======== Records supplied
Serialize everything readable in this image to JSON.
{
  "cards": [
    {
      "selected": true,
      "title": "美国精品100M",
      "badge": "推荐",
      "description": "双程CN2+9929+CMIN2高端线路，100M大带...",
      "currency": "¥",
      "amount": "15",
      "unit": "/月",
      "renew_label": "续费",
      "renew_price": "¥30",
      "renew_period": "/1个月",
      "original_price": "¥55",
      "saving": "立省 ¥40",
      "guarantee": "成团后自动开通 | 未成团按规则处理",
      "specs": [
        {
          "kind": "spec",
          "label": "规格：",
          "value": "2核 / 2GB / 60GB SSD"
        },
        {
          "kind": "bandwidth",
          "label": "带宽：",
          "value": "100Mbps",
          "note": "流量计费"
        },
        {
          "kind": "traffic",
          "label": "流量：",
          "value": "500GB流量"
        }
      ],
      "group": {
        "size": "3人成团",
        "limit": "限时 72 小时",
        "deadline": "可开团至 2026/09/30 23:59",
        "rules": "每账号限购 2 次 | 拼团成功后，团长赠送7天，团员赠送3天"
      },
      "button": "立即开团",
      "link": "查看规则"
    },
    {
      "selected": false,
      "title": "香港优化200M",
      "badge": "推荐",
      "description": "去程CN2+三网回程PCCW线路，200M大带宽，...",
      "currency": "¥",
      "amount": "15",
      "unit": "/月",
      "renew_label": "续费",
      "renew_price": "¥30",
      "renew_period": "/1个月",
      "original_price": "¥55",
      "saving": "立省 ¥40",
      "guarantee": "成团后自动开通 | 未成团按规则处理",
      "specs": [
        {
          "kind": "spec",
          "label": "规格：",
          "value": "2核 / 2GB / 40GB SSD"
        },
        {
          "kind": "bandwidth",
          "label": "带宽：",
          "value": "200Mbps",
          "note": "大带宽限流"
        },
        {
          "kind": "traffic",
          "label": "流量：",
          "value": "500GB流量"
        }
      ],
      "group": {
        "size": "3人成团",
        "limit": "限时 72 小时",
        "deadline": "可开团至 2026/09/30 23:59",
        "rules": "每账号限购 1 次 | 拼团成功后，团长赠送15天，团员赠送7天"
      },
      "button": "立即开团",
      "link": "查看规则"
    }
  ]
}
================
> [What you should do]:
Recopy the entries above exactly, with every line included.

> [Exercise solution]:
Serialize everything readable in this image to JSON.
{
  "cards": [
    {
      "selected": true,
      "title": "美国精品100M",
      "badge": "推荐",
      "description": "双程CN2+9929+CMIN2高端线路，100M大带...",
      "currency": "¥",
      "amount": "15",
      "unit": "/月",
      "renew_label": "续费",
      "renew_price": "¥30",
      "renew_period": "/1个月",
      "original_price": "¥55",
      "saving": "立省 ¥40",
      "guarantee": "成团后自动开通 | 未成团按规则处理",
      "specs": [
        {
          "kind": "spec",
          "label": "规格：",
          "value": "2核 / 2GB / 60GB SSD"
        },
        {
          "kind": "bandwidth",
          "label": "带宽：",
          "value": "100Mbps",
          "note": "流量计费"
        },
        {
          "kind": "traffic",
          "label": "流量：",
          "value": "500GB流量"
        }
      ],
      "group": {
        "size": "3人成团",
        "limit": "限时 72 小时",
        "deadline": "可开团至 2026/09/30 23:59",
        "rules": "每账号限购 2 次 | 拼团成功后，团长赠送7天，团员赠送3天"
      },
      "button": "立即开团",
      "link": "查看规则"
    },
    {
      "selected": false,
      "title": "香港优化200M",
      "badge": "推荐",
      "description": "去程CN2+三网回程PCCW线路，200M大带宽，...",
      "currency": "¥",
      "amount": "15",
      "unit": "/月",
      "renew_label": "续费",
      "renew_price": "¥30",
      "renew_period": "/1个月",
      "original_price": "¥55",
      "saving": "立省 ¥40",
      "guarantee": "成团后自动开通 | 未成团按规则处理",
      "specs": [
        {
          "kind": "spec",
          "label": "规格：",
          "value": "2核 / 2GB / 40GB SSD"
        },
        {
          "kind": "bandwidth",
          "label": "带宽：",
          "value": "200Mbps",
          "note": "大带宽限流"
        },
        {
          "kind": "traffic",
          "label": "流量：",
          "value": "500GB流量"
        }
      ],
      "group": {
        "size": "3人成团",
        "limit": "限时 72 小时",
        "deadline": "可开团至 2026/09/30 23:59",
        "rules": "每账号限购 1 次 | 拼团成功后，团长赠送15天，团员赠送7天"
      },
      "button": "立即开团",
      "link": "查看规则"
    }
  ]
}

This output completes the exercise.